= TAREA ESCRITA 1 =
Transcribe del fragmento seleccionado el pasaje comprendido entre "Sí, la vida" y "electrónica, por supuesto).", ambos incluidos.
= TAREA ESCRITA 2 =
Enumera todos los nombres de lugares geográficos que aparecen en el fragmento seleccionado, en el orden en que se mencionan.

= FRAGMENTO SELECCIONADO =
Esta semana inicia para mí un nuevo entrenamiento en mi carrera. Aunque me he desempeñado siempre en el mismo puesto dentro de la empresa en la que laboro, la realidad es que mis actividades cambian radicalmente de tiempo en tiempo. No ha sido nada raro que, sorpresivamente, lleguen instrucciones desde “el corporativo” ordenando modificar o ajustar actividades para adaptarlas a los nuevos entornos de la vida tecnológica.
Sí, la vida tecnológica cambia violentamente. Mi trabajo recibe toda esa violencia y debe reaccionar de alguna manera para recibir el impacto lo menos dolorosamente que se pueda. Porque, sobra decirlo, es imposible quitarse de su camino.
Debido a todos esos cambios, el día de hoy viajé a Seattle, Washington. O, mejor dicho, a un lugar cercano llamado Redmond, donde se encuentra la sede de la corporación donde laboro. Lo único importante de este día es el viaje. Bueno, importante o no, fue lo único que ocurrió. Lo que sí puedo decir es que no fue un viaje normal, como el de otras ocasiones que he viajado a este lugar. No. Y precisamente por eso, es que hoy escribo, para resguardar la integridad de lo que pasó en mi memoria (la electrónica, por supuesto).
Inicié el día cambiando la forma de trasladarme al aeropuerto. Nada del otro mundo, salvo que tuve la grata experiencia de darme cuenta que la eficiencia de Uber supera cualquier buen resultado que haya tenido con las empresas de taxi por teléfono. No voy a detenerme a despotricar contra éstas últimas, aunque mencionaré que varias veces me dejaron colgado con su servicio poniéndole un estrés innecesario al, ya de por sí, pesado viaje. El día de hoy, el auto de Uber que pasó por mí fue puntual y rápido en mi traslado al aeropuerto. Mejor aún: fue mucho más barato que cualquier taxi. Qué más podía pedir.

= FILAS PROPORCIONADAS =
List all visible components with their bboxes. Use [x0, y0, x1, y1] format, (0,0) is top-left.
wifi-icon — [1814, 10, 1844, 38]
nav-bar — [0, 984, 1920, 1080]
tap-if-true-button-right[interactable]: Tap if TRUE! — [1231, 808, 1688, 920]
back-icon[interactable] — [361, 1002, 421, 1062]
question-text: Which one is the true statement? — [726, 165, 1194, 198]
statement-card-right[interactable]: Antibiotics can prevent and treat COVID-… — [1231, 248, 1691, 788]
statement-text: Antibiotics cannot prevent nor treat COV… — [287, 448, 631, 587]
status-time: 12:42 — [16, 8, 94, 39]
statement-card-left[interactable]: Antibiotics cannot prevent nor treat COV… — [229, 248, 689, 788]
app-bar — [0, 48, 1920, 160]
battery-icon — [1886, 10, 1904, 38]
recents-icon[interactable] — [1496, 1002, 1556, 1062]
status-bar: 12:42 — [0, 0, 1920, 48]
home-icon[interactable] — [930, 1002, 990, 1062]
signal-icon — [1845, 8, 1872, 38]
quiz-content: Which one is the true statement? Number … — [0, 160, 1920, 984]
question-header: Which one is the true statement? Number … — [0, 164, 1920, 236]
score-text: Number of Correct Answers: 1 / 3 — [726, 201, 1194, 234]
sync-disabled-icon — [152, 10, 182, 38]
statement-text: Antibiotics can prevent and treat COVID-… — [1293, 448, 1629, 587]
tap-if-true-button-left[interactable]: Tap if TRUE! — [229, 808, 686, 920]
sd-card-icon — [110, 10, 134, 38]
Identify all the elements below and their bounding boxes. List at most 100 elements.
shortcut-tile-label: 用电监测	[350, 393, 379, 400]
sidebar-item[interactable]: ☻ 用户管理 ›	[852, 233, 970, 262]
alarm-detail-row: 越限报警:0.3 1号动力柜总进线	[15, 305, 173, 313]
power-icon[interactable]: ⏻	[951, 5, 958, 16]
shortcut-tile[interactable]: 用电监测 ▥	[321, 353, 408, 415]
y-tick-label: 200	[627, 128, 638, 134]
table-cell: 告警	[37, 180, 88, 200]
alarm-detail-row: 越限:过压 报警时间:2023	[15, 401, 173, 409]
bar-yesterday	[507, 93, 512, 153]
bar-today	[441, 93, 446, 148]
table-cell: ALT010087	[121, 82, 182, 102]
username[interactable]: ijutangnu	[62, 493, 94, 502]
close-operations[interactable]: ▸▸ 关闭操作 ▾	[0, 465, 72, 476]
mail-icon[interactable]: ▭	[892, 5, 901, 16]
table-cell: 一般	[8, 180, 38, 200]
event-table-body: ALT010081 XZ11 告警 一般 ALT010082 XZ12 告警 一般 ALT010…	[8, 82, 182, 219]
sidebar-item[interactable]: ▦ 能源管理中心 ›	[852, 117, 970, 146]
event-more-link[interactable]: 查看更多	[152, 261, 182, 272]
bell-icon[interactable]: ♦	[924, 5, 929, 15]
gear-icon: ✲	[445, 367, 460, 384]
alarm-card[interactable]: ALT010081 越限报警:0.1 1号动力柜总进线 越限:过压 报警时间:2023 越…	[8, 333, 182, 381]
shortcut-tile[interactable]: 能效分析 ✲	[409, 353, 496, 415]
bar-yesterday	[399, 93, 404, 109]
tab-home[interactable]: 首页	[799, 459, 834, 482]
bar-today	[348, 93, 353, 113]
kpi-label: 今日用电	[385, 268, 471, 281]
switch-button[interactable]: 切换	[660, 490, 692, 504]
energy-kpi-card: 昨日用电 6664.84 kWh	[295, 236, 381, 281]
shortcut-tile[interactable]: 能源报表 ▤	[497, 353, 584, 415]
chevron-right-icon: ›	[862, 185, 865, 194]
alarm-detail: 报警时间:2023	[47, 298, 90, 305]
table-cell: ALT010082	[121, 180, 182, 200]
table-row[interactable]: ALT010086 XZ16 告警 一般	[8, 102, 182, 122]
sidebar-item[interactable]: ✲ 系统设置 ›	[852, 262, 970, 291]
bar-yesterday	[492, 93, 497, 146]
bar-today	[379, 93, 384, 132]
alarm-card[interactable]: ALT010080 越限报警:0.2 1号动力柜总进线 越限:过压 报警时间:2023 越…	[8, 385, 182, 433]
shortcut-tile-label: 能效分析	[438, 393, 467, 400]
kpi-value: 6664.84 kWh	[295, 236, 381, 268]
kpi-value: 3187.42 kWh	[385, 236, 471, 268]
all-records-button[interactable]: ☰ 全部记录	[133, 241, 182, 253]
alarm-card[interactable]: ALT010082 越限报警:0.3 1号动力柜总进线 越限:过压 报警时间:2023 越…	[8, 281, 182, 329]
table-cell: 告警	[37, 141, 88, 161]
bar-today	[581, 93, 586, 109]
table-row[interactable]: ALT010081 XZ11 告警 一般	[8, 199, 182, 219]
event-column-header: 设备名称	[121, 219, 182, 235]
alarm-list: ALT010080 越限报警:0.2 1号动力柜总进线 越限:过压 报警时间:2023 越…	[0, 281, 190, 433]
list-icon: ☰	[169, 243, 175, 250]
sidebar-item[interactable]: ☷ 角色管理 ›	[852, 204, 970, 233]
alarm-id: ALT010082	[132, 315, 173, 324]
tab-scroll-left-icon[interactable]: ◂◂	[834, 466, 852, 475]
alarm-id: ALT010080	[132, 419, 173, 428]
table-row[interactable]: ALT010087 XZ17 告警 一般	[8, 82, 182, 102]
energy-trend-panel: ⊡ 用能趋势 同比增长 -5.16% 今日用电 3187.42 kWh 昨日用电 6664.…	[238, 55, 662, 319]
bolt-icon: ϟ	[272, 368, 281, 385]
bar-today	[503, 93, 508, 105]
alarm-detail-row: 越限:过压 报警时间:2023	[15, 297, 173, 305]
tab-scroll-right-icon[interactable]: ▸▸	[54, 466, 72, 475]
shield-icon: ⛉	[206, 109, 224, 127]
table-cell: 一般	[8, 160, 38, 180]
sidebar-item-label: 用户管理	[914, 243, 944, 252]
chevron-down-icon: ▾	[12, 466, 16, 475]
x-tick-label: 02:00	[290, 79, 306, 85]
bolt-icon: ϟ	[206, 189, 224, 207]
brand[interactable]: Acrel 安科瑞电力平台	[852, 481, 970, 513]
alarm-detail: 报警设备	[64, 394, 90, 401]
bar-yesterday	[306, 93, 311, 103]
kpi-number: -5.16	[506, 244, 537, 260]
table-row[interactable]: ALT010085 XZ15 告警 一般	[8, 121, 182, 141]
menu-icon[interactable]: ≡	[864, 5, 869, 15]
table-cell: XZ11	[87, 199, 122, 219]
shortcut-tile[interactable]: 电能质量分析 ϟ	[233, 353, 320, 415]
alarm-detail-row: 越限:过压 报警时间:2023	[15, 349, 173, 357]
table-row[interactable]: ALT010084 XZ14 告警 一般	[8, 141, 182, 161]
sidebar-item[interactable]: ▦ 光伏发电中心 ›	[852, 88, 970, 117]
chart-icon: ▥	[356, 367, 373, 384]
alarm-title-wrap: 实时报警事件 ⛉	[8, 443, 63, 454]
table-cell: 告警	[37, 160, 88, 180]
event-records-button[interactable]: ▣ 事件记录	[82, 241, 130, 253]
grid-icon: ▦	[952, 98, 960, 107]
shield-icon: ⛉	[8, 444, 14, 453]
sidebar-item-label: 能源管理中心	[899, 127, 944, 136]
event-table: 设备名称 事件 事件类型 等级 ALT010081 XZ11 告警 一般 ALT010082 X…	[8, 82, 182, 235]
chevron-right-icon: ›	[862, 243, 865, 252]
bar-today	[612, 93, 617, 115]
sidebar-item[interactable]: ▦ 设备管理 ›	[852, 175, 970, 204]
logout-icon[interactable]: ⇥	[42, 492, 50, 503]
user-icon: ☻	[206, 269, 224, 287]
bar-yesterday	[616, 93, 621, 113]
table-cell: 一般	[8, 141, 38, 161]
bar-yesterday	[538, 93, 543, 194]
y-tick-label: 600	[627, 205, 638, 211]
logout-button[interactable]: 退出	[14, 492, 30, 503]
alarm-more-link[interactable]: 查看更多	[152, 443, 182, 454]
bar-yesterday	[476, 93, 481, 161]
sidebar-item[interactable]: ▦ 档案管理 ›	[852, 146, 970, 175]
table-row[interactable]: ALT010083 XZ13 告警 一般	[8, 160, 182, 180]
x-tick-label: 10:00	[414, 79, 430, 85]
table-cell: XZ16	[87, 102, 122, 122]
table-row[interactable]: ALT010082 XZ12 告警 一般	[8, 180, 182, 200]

= RESPUESTA COMPLETA 1 =
Sí, la vida tecnológica cambia violentamente. Mi trabajo recibe toda esa violencia y debe reaccionar de alguna manera para recibir el impacto lo menos dolorosamente que se pueda. Porque, sobra decirlo, es imposible quitarse de su camino.
Debido a todos esos cambios, el día de hoy viajé a Seattle, Washington. O, mejor dicho, a un lugar cercano llamado Redmond, donde se encuentra la sede de la corporación donde laboro. Lo único importante de este día es el viaje. Bueno, importante o no, fue lo único que ocurrió. Lo que sí puedo decir es que no fue un viaje normal, como el de otras ocasiones que he viajado a este lugar. No. Y precisamente por eso, es que hoy escribo, para resguardar la integridad de lo que pasó en mi memoria (la electrónica, por supuesto).

= RESPUESTA COMPLETA 2 =
Seattle
Washington
Redmond